┌─ Material to process

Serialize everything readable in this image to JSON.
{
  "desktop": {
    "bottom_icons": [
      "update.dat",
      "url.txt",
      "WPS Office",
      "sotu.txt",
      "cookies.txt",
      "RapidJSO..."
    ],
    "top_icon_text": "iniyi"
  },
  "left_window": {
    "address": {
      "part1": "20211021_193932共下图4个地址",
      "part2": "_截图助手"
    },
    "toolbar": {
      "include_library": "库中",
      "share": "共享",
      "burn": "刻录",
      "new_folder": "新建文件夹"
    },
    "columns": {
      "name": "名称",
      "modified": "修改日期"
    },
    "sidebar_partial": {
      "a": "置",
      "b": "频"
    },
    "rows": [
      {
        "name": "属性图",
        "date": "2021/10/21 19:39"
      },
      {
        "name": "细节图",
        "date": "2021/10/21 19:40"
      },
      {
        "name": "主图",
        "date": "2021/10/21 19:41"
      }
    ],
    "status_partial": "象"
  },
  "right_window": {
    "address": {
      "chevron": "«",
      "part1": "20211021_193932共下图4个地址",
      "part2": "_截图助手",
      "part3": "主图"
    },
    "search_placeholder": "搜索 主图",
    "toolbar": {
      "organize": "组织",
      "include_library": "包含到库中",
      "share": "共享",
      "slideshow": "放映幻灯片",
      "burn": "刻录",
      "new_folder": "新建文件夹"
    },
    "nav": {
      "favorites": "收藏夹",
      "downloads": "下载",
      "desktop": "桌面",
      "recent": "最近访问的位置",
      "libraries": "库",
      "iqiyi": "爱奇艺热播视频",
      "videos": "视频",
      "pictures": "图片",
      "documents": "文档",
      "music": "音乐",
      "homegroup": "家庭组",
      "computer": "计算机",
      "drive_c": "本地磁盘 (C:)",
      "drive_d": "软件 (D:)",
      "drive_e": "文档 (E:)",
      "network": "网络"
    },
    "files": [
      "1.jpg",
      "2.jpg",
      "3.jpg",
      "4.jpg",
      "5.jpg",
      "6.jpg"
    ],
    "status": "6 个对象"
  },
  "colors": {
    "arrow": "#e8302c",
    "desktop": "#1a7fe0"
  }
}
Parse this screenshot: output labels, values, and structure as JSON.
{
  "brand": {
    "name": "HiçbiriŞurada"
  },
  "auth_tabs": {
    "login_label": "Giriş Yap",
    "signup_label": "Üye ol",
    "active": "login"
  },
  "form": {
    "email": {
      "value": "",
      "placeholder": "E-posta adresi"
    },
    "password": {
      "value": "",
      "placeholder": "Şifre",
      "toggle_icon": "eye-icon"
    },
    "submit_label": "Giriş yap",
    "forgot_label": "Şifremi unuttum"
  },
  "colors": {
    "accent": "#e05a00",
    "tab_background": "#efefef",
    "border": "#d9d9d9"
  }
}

└─

Given exercise:
Write out every entry exactly as given.

Completed task:
Serialize everything readable in this image to JSON.
{
  "desktop": {
    "bottom_icons": [
      "update.dat",
      "url.txt",
      "WPS Office",
      "sotu.txt",
      "cookies.txt",
      "RapidJSO..."
    ],
    "top_icon_text": "iniyi"
  },
  "left_window": {
    "address": {
      "part1": "20211021_193932共下图4个地址",
      "part2": "_截图助手"
    },
    "toolbar": {
      "include_library": "库中",
      "share": "共享",
      "burn": "刻录",
      "new_folder": "新建文件夹"
    },
    "columns": {
      "name": "名称",
      "modified": "修改日期"
    },
    "sidebar_partial": {
      "a": "置",
      "b": "频"
    },
    "rows": [
      {
        "name": "属性图",
        "date": "2021/10/21 19:39"
      },
      {
        "name": "细节图",
        "date": "2021/10/21 19:40"
      },
      {
        "name": "主图",
        "date": "2021/10/21 19:41"
      }
    ],
    "status_partial": "象"
  },
  "right_window": {
    "address": {
      "chevron": "«",
      "part1": "20211021_193932共下图4个地址",
      "part2": "_截图助手",
      "part3": "主图"
    },
    "search_placeholder": "搜索 主图",
    "toolbar": {
      "organize": "组织",
      "include_library": "包含到库中",
      "share": "共享",
      "slideshow": "放映幻灯片",
      "burn": "刻录",
      "new_folder": "新建文件夹"
    },
    "nav": {
      "favorites": "收藏夹",
      "downloads": "下载",
      "desktop": "桌面",
      "recent": "最近访问的位置",
      "libraries": "库",
      "iqiyi": "爱奇艺热播视频",
      "videos": "视频",
      "pictures": "图片",
      "documents": "文档",
      "music": "音乐",
      "homegroup": "家庭组",
      "computer": "计算机",
      "drive_c": "本地磁盘 (C:)",
      "drive_d": "软件 (D:)",
      "drive_e": "文档 (E:)",
      "network": "网络"
    },
    "files": [
      "1.jpg",
      "2.jpg",
      "3.jpg",
      "4.jpg",
      "5.jpg",
      "6.jpg"
    ],
    "status": "6 个对象"
  },
  "colors": {
    "arrow": "#e8302c",
    "desktop": "#1a7fe0"
  }
}
Parse this screenshot: output labels, values, and structure as JSON.
{
  "brand": {
    "name": "HiçbiriŞurada"
  },
  "auth_tabs": {
    "login_label": "Giriş Yap",
    "signup_label": "Üye ol",
    "active": "login"
  },
  "form": {
    "email": {
      "value": "",
      "placeholder": "E-posta adresi"
    },
    "password": {
      "value": "",
      "placeholder": "Şifre",
      "toggle_icon": "eye-icon"
    },
    "submit_label": "Giriş yap",
    "forgot_label": "Şifremi unuttum"
  },
  "colors": {
    "accent": "#e05a00",
    "tab_background": "#efefef",
    "border": "#d9d9d9"
  }
}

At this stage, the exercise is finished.